● Exercise goal: Go through the material and pull out every line with the string "テクニカル" in it.

Raw records:
## Start

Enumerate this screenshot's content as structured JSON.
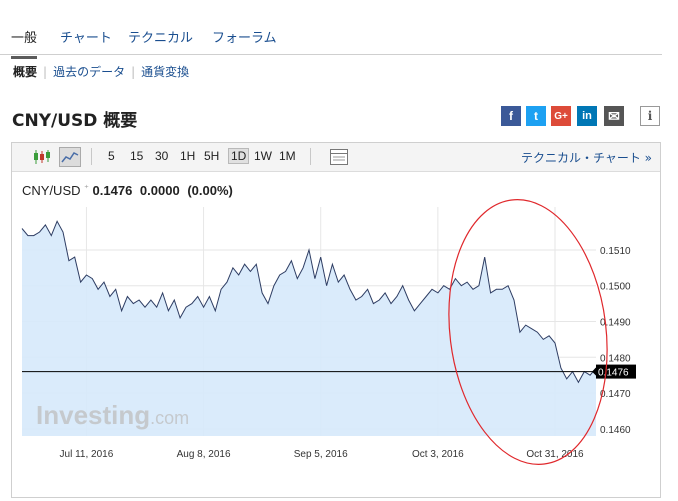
{
  "tabs": [
    {
      "label": "一般"
    },
    {
      "label": "チャート"
    },
    {
      "label": "テクニカル"
    },
    {
      "label": "フォーラム"
    }
  ],
  "subnav": [
    {
      "label": "概要"
    },
    {
      "label": "過去のデータ"
    },
    {
      "label": "通貨変換"
    }
  ],
  "page_title": "CNY/USD 概要",
  "share": [
    {
      "icon": "facebook-icon",
      "glyph": "f",
      "color": "#3b5998"
    },
    {
      "icon": "twitter-icon",
      "glyph": "t",
      "color": "#1da1f2"
    },
    {
      "icon": "google-plus-icon",
      "glyph": "G+",
      "color": "#dd4b39"
    },
    {
      "icon": "linkedin-icon",
      "glyph": "in",
      "color": "#0077b5"
    },
    {
      "icon": "email-icon",
      "glyph": "✉",
      "color": "#555555"
    },
    {
      "icon": "info-icon",
      "glyph": "i",
      "color": "#ffffff"
    }
  ],
  "toolbar": {
    "intervals": [
      "5",
      "15",
      "30",
      "1H",
      "5H",
      "1D",
      "1W",
      "1M"
    ],
    "selected_interval": "1D",
    "technical_link": "テクニカル・チャート »"
  },
  "quote": {
    "symbol": "CNY/USD",
    "price": "0.1476",
    "change": "0.0000",
    "change_pct": "(0.00%)"
  },
  "chart_data": {
    "type": "area",
    "title": "CNY/USD",
    "x_labels": [
      "Jul 11, 2016",
      "Aug 8, 2016",
      "Sep 5, 2016",
      "Oct 3, 2016",
      "Oct 31, 2016"
    ],
    "x_label_index": [
      11,
      31,
      51,
      71,
      91
    ],
    "y_ticks": [
      "0.1510",
      "0.1500",
      "0.1490",
      "0.1480",
      "0.1470",
      "0.1460"
    ],
    "ylim": [
      0.1458,
      0.1522
    ],
    "current_price": 0.1476,
    "current_price_label": "0.1476",
    "watermark": "Investing.com",
    "annotation": "red-ellipse-highlight",
    "colors": {
      "fill": "#d6e9fb",
      "line": "#2e3d63",
      "price_line": "#000000",
      "ellipse": "#e0282c"
    },
    "values": [
      0.1516,
      0.1514,
      0.1514,
      0.1515,
      0.1517,
      0.1514,
      0.1518,
      0.1515,
      0.1507,
      0.1508,
      0.1501,
      0.1503,
      0.1502,
      0.1499,
      0.1501,
      0.1497,
      0.1499,
      0.1493,
      0.1497,
      0.1495,
      0.1496,
      0.1494,
      0.1496,
      0.1494,
      0.1498,
      0.1493,
      0.1496,
      0.1491,
      0.1494,
      0.1495,
      0.1497,
      0.1494,
      0.1497,
      0.1493,
      0.1499,
      0.1501,
      0.1505,
      0.1503,
      0.1506,
      0.1504,
      0.1506,
      0.1498,
      0.1495,
      0.15,
      0.1503,
      0.1504,
      0.1507,
      0.1502,
      0.1505,
      0.151,
      0.1502,
      0.1508,
      0.15,
      0.1506,
      0.1501,
      0.1503,
      0.1499,
      0.1496,
      0.1497,
      0.1499,
      0.1495,
      0.1496,
      0.1498,
      0.1495,
      0.1497,
      0.15,
      0.1496,
      0.1493,
      0.1495,
      0.1497,
      0.1499,
      0.1498,
      0.15,
      0.1499,
      0.1502,
      0.15,
      0.1501,
      0.1499,
      0.15,
      0.1508,
      0.1498,
      0.1499,
      0.1499,
      0.15,
      0.1496,
      0.1487,
      0.1489,
      0.1488,
      0.1487,
      0.1485,
      0.1486,
      0.1484,
      0.1477,
      0.1474,
      0.1476,
      0.1473,
      0.1476,
      0.1475,
      0.1477
    ]
  }
}
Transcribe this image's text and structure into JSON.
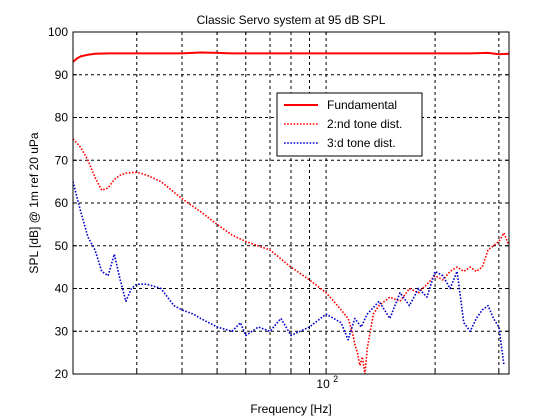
{
  "chart_data": {
    "type": "line",
    "title": "Classic Servo system at 95 dB SPL",
    "xlabel": "Frequency [Hz]",
    "ylabel": "SPL [dB] @ 1m ref 20 uPa",
    "x_scale": "log",
    "xlim": [
      20,
      320
    ],
    "ylim": [
      20,
      100
    ],
    "yticks": [
      20,
      30,
      40,
      50,
      60,
      70,
      80,
      90,
      100
    ],
    "yticklabels": [
      "20",
      "30",
      "40",
      "50",
      "60",
      "70",
      "80",
      "90",
      "100"
    ],
    "xticks_major": [
      100
    ],
    "xticks_major_base": "10",
    "xticks_major_exp": "2",
    "xticks_minor": [
      30,
      40,
      50,
      60,
      70,
      80,
      90,
      200,
      300
    ],
    "grid": true,
    "legend_position": "top-right",
    "series": [
      {
        "name": "Fundamental",
        "color": "#ff0000",
        "style": "solid",
        "x": [
          20,
          20.5,
          21,
          22,
          23,
          25,
          30,
          40,
          45,
          50,
          55,
          60,
          80,
          100,
          150,
          200,
          250,
          280,
          300,
          320
        ],
        "y": [
          93,
          93.8,
          94.3,
          94.7,
          94.9,
          95,
          95,
          95,
          95.2,
          95.1,
          95,
          95,
          95,
          95,
          95,
          95,
          95,
          95.1,
          94.8,
          94.9
        ]
      },
      {
        "name": "2:nd tone dist.",
        "color": "#ff0000",
        "style": "dotted",
        "x": [
          20,
          21,
          22,
          23,
          24,
          25,
          26,
          27,
          28,
          30,
          32,
          35,
          40,
          45,
          50,
          55,
          60,
          70,
          80,
          90,
          100,
          105,
          110,
          115,
          118,
          120,
          122,
          124,
          126,
          128,
          130,
          135,
          140,
          150,
          160,
          170,
          180,
          190,
          200,
          210,
          220,
          230,
          240,
          250,
          260,
          270,
          280,
          290,
          300,
          310,
          320
        ],
        "y": [
          75,
          73,
          70,
          66,
          63,
          63.5,
          65.5,
          66.5,
          67,
          67.2,
          66.5,
          65,
          61,
          58,
          55,
          52.5,
          51,
          49,
          45,
          42,
          39,
          37,
          35,
          33,
          30,
          27,
          25,
          22,
          24,
          20,
          26,
          34,
          36,
          38,
          37,
          40,
          39,
          41,
          43,
          42,
          44,
          45,
          44,
          45,
          44,
          45,
          49,
          50,
          51,
          53,
          50
        ]
      },
      {
        "name": "3:d tone dist.",
        "color": "#0000cc",
        "style": "dotted",
        "x": [
          20,
          21,
          22,
          23,
          24,
          25,
          26,
          27,
          28,
          29,
          30,
          32,
          35,
          38,
          40,
          43,
          45,
          50,
          55,
          58,
          60,
          65,
          70,
          75,
          80,
          90,
          100,
          110,
          115,
          120,
          125,
          130,
          140,
          150,
          160,
          170,
          180,
          190,
          200,
          210,
          220,
          230,
          240,
          250,
          260,
          270,
          280,
          290,
          300,
          310
        ],
        "y": [
          65,
          58,
          52,
          49,
          44,
          43,
          48,
          42,
          37,
          40,
          41,
          41,
          40,
          36,
          35,
          34,
          33,
          31,
          30,
          32,
          29,
          31,
          30,
          33,
          29,
          31,
          34,
          32,
          28,
          33,
          31,
          34,
          37,
          33,
          39,
          36,
          40,
          38,
          44,
          43,
          40,
          44,
          32,
          30,
          33,
          35,
          36,
          33,
          31,
          22
        ]
      }
    ]
  }
}
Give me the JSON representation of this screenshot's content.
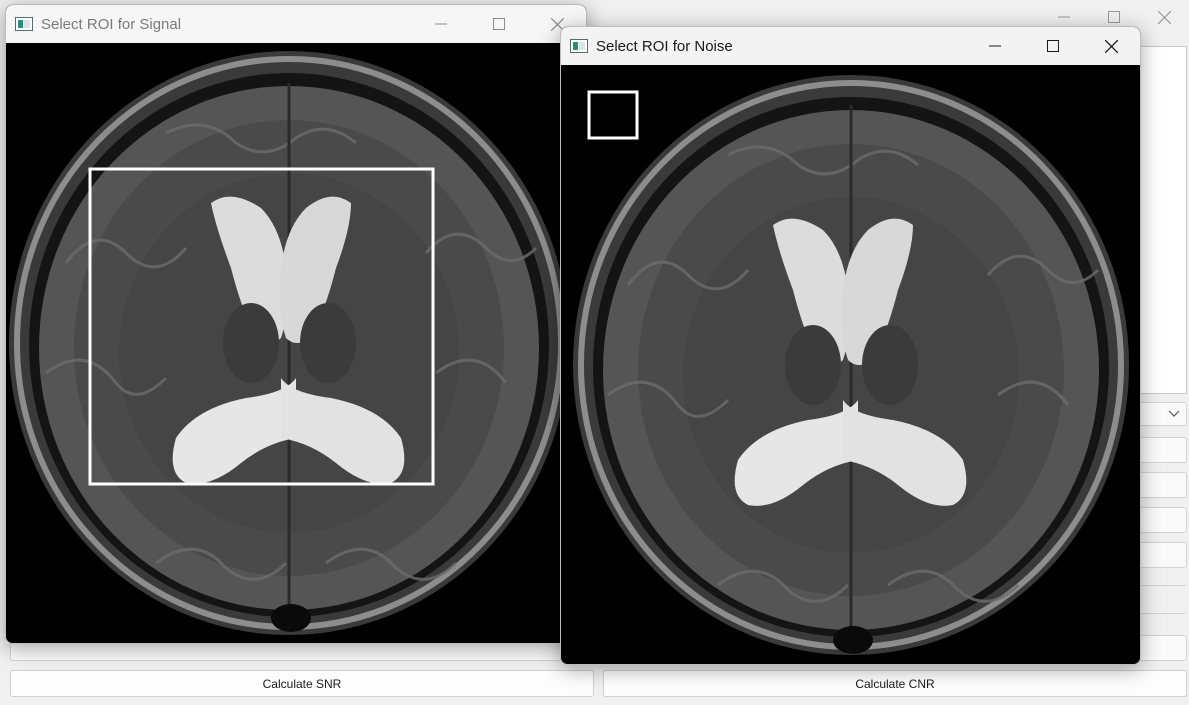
{
  "signal_window": {
    "title": "Select ROI for Signal"
  },
  "noise_window": {
    "title": "Select ROI for Noise"
  },
  "main_window": {
    "buttons": {
      "snr_label": "Calculate SNR",
      "cnr_label": "Calculate CNR"
    }
  },
  "icons": {
    "app": "app-window-icon",
    "minimize": "minimize-icon",
    "maximize": "maximize-icon",
    "close": "close-icon",
    "dropdown": "chevron-down-icon"
  },
  "colors": {
    "roi_box": "#ffffff",
    "titlebar": "#f3f3f3",
    "image_background": "#000000"
  }
}
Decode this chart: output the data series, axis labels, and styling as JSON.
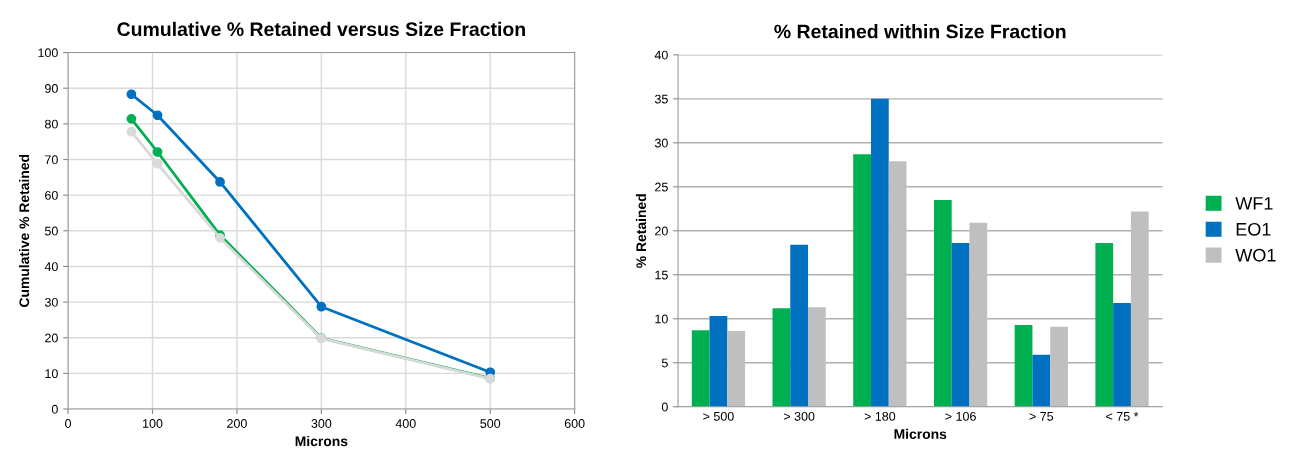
{
  "chart_data": [
    {
      "type": "line",
      "title": "Cumulative % Retained versus Size Fraction",
      "xlabel": "Microns",
      "ylabel": "Cumulative % Retained",
      "xlim": [
        0,
        600
      ],
      "xticks": [
        0,
        100,
        200,
        300,
        400,
        500,
        600
      ],
      "ylim": [
        0,
        100
      ],
      "yticks": [
        0,
        10,
        20,
        30,
        40,
        50,
        60,
        70,
        80,
        90,
        100
      ],
      "grid": true,
      "marker": "circle",
      "line_style": "solid",
      "legend": false,
      "series": [
        {
          "color": "#00b050",
          "x": [
            75,
            106,
            180,
            300,
            500
          ],
          "values": [
            81.4,
            72.1,
            48.8,
            19.9,
            8.6
          ]
        },
        {
          "color": "#0070c0",
          "x": [
            75,
            106,
            180,
            300,
            500
          ],
          "values": [
            88.3,
            82.4,
            63.7,
            28.7,
            10.3
          ]
        },
        {
          "color": "#d9d9d9",
          "x": [
            75,
            106,
            180,
            300,
            500
          ],
          "values": [
            77.8,
            68.8,
            48.0,
            19.8,
            8.5
          ]
        }
      ]
    },
    {
      "type": "bar",
      "title": "% Retained within Size Fraction",
      "xlabel": "Microns",
      "ylabel": "% Retained",
      "categories": [
        "> 500",
        "> 300",
        "> 180",
        "> 106",
        "> 75",
        "< 75 *"
      ],
      "ylim": [
        0,
        40
      ],
      "yticks": [
        0,
        5,
        10,
        15,
        20,
        25,
        30,
        35,
        40
      ],
      "grid": "y",
      "legend": "right",
      "series": [
        {
          "name": "WF1",
          "color": "#00b050",
          "values": [
            8.7,
            11.2,
            28.7,
            23.5,
            9.3,
            18.6
          ]
        },
        {
          "name": "EO1",
          "color": "#0070c0",
          "values": [
            10.3,
            18.4,
            35.0,
            18.6,
            5.9,
            11.8
          ]
        },
        {
          "name": "WO1",
          "color": "#bfbfbf",
          "values": [
            8.6,
            11.3,
            27.9,
            20.9,
            9.1,
            22.2
          ]
        }
      ]
    }
  ]
}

## End

● Task solution:
      "label": "テクニカル"
    "technical_link": "テクニカル・チャート »"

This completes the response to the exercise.